WHAT IS BEING ASKED
List every distinct email address that appears in the email thread below, giving each only once.

READING TEXT
###

On 6/11/13 10:48 PM, "Joseph Gentle" <josephg@gmail.com> wrote:

>Where abouts? In WIAB itself? (I haven't looked at the codebase in awhile)
>
>-J
>
>
>On Tue, Jun 11, 2013 at 2:44 PM, Michael MacFadden
><michael.macfadden@gmail.com> wrote:
>> Joseph,
>>
>> I agree.  I took wave's concept and completely redid the code base.  I
>> removed all of the  wave conversation model operations and concepts and
>> replaced them with ones that just operate on objects.  The resulting
>> codebase was much smaller, more stable, and more flexible.  Granted the
>> applications have to do a little more work to stuff their things in and
>> out of the object model, but this puts the complexity in the right spot.
>>
>> I am all for a more generic OT engine.  The vast amount of literature on
>> OT would support this architecture.
>>
>> ~Michael
>>
>> On 6/11/13 10:38 PM, "Joseph Gentle" <josephg@gmail.com> wrote:
>>
>>>I heard a story once from some developer attending a java conference.
>>>
>>>The theme was how to solve the challenges that Java faces in the next
>>>decade - and basically everyone was talking about how to make
>>>development tools scale up to work with codebases which were millions
>>>of lines long. How do we manage big projects? How well does eclipse
>>>scale? How do we refactor codebases that size?
>>>
>>>This is crazy. The right question isn't "How do we scale our tools",
>>>its "How do I write less java?".
>>>
>>>On Tue, Jun 11, 2013 at 2:00 PM, Bruno Gonzalez (aka stenyak)
>>><stenyak@gmail.com> wrote:
>>>> That said, I'd be wary of replacing a 300k LOC codebase with a new
>>>>version,
>>>> when we are barely managing to maintain the existing code.
>>>
>>>This ^ is the same thing. The answer is that if we have a small
>>>project, we wouldn't have to manage 300k lines of code. The first
>>>version of ShareJS had working plaintext OT in about 3k LOC. I've
>>>recently rearchitected the entire system (which necessitated changing
>>>about 70% of the code) and it only took me 2 months.
>>>
>>>Simply put, I totally agree with you - we really can't afford to
>>>maintain a 300k LOC codebase. If you ask me, replacing WIAB with a
>>>smaller codebase isn't the dangerous way forward, its the only way
>>>forward.

###

INFORMATION GIVEN
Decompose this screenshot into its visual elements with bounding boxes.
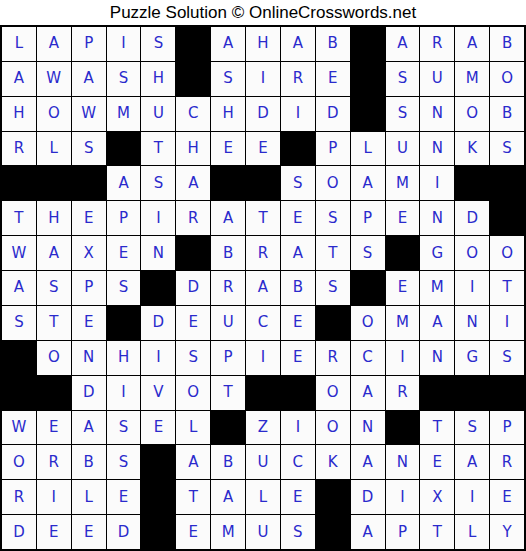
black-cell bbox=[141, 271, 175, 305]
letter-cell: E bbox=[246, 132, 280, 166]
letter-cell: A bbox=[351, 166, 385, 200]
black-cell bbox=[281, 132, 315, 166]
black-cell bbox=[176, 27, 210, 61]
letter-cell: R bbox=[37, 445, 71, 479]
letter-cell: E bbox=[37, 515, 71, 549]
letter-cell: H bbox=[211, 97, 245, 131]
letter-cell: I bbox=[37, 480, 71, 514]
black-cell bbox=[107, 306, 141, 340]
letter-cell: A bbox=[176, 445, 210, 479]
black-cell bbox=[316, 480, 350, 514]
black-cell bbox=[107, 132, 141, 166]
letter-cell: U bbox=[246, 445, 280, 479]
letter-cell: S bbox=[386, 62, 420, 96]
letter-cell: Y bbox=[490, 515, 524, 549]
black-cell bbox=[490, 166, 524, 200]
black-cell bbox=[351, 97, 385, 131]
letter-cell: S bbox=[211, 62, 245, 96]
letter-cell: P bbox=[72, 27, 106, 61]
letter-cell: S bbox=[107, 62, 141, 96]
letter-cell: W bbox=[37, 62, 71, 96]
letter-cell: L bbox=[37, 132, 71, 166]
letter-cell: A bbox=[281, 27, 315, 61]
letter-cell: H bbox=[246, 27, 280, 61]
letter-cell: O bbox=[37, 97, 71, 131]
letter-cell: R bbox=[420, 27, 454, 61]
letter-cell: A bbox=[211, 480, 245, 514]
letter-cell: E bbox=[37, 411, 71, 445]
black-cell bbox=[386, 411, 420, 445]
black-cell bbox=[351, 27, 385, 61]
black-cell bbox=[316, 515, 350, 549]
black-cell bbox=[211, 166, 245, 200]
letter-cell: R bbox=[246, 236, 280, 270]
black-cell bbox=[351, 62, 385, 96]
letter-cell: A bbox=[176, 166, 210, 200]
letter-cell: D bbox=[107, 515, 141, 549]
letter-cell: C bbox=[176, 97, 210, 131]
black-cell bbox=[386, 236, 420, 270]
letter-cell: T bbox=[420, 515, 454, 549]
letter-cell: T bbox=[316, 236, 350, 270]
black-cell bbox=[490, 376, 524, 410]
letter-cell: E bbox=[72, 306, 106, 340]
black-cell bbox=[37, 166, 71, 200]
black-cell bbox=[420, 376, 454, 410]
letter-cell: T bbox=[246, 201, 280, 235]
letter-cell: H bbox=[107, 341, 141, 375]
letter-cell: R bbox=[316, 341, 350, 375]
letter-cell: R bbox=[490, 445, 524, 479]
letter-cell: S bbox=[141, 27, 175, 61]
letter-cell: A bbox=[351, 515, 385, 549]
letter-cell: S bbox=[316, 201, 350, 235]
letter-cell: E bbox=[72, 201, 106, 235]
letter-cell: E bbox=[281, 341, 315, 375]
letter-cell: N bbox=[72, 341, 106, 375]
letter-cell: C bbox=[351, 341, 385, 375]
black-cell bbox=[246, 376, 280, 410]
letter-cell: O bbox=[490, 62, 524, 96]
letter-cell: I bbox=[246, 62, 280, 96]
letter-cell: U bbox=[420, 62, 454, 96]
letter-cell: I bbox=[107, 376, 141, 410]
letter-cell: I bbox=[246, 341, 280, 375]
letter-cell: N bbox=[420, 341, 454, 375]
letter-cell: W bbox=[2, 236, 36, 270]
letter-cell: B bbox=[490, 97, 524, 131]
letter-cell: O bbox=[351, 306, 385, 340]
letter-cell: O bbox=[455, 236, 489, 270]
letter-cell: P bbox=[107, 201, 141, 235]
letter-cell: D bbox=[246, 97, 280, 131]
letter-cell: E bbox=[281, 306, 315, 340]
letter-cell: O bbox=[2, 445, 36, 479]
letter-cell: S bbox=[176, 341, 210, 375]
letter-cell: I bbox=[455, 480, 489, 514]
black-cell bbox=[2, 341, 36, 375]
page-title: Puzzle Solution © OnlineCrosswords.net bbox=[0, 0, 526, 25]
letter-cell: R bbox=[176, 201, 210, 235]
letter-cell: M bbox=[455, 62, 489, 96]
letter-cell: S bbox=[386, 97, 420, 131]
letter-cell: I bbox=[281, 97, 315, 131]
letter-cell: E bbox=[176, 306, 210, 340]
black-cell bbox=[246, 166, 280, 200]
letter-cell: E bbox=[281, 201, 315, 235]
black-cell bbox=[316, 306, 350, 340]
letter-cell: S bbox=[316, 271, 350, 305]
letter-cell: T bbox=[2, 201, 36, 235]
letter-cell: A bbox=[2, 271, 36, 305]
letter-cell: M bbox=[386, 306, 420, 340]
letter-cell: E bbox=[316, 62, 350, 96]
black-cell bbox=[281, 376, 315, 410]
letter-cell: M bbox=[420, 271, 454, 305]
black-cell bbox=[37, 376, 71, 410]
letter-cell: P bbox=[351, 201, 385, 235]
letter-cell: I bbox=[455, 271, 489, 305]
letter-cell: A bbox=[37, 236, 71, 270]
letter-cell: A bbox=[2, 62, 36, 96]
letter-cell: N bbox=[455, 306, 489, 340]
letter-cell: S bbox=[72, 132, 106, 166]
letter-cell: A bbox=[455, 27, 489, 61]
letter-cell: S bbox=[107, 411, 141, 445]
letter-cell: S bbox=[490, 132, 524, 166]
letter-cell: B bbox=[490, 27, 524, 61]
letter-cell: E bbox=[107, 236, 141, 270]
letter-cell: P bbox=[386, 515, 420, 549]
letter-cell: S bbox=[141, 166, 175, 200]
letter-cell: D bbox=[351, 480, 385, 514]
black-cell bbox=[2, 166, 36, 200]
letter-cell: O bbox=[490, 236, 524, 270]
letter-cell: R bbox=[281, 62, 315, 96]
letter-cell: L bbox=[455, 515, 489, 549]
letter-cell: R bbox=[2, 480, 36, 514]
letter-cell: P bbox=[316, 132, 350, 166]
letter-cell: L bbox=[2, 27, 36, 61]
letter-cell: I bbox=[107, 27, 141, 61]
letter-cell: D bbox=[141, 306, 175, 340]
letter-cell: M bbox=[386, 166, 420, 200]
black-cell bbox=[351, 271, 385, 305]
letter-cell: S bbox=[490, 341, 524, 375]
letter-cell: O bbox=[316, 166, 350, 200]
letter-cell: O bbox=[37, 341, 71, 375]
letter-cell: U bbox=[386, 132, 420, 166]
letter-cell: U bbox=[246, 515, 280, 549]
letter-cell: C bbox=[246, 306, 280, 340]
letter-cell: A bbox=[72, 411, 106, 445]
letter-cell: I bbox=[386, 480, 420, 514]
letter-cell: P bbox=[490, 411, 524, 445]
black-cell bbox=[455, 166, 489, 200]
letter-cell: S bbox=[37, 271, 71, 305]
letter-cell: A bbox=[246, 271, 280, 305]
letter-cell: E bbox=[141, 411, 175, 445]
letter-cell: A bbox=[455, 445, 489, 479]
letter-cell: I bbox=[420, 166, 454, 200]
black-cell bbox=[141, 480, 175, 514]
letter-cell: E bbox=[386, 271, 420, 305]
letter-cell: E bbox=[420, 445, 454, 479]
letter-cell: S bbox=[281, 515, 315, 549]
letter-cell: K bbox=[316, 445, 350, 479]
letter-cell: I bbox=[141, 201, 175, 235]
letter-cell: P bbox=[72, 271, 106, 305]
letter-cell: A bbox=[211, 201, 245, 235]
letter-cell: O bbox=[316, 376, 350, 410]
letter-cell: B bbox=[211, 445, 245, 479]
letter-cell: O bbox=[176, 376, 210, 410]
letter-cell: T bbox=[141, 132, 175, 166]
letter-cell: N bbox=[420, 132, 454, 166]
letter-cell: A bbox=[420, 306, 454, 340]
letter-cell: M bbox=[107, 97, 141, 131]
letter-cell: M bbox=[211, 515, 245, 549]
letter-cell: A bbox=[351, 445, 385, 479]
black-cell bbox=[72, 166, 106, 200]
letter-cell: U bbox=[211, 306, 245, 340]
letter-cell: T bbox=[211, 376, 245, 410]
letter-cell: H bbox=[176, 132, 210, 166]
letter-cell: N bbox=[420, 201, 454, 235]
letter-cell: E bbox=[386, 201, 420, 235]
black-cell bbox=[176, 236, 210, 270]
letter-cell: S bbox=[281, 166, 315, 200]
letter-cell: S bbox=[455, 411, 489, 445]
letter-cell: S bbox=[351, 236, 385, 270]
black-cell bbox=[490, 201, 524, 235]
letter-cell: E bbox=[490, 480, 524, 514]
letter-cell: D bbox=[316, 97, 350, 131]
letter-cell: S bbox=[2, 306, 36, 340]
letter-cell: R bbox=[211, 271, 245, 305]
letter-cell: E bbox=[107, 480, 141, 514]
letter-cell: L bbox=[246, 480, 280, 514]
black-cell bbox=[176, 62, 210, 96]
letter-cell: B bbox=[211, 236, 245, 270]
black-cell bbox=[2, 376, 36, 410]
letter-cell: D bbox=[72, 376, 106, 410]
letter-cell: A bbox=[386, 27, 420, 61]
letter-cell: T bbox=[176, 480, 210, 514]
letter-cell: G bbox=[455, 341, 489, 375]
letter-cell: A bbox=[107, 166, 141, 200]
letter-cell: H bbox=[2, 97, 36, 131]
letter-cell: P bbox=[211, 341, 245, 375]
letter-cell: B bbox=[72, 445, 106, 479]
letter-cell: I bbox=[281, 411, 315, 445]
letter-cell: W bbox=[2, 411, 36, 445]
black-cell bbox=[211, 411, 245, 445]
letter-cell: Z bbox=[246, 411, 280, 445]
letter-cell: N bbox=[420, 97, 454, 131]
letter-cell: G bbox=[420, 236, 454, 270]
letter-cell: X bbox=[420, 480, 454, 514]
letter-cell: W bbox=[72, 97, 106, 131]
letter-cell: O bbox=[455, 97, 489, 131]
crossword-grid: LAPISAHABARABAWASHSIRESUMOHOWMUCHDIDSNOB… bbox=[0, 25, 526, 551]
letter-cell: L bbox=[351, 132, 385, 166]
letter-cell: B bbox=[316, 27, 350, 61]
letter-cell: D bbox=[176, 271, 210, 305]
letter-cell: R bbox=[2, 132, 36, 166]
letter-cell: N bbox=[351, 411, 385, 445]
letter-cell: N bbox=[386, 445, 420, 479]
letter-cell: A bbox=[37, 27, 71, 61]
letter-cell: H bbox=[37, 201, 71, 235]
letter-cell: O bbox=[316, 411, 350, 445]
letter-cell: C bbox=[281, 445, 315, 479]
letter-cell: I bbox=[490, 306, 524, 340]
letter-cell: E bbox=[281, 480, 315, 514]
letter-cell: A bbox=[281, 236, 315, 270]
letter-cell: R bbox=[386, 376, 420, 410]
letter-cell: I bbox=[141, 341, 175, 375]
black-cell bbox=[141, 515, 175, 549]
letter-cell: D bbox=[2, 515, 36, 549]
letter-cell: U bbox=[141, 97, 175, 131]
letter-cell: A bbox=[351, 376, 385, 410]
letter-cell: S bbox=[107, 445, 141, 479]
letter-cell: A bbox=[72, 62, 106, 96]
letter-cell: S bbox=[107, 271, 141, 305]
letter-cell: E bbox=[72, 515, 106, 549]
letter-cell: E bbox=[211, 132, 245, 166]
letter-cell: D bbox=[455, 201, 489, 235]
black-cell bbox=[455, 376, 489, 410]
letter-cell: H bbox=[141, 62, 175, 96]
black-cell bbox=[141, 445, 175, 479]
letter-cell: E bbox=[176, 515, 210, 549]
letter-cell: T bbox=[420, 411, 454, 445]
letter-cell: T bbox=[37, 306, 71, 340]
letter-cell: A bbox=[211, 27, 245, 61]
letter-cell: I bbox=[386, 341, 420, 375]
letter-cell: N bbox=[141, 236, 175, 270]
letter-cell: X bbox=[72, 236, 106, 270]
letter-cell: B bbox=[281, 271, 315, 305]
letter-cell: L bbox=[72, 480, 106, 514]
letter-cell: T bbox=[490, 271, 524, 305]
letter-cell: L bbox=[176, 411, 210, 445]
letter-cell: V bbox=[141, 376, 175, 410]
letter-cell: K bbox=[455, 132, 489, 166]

###

FINISHED ANSWER
- josephg@gmail.com
- michael.macfadden@gmail.com
- stenyak@gmail.com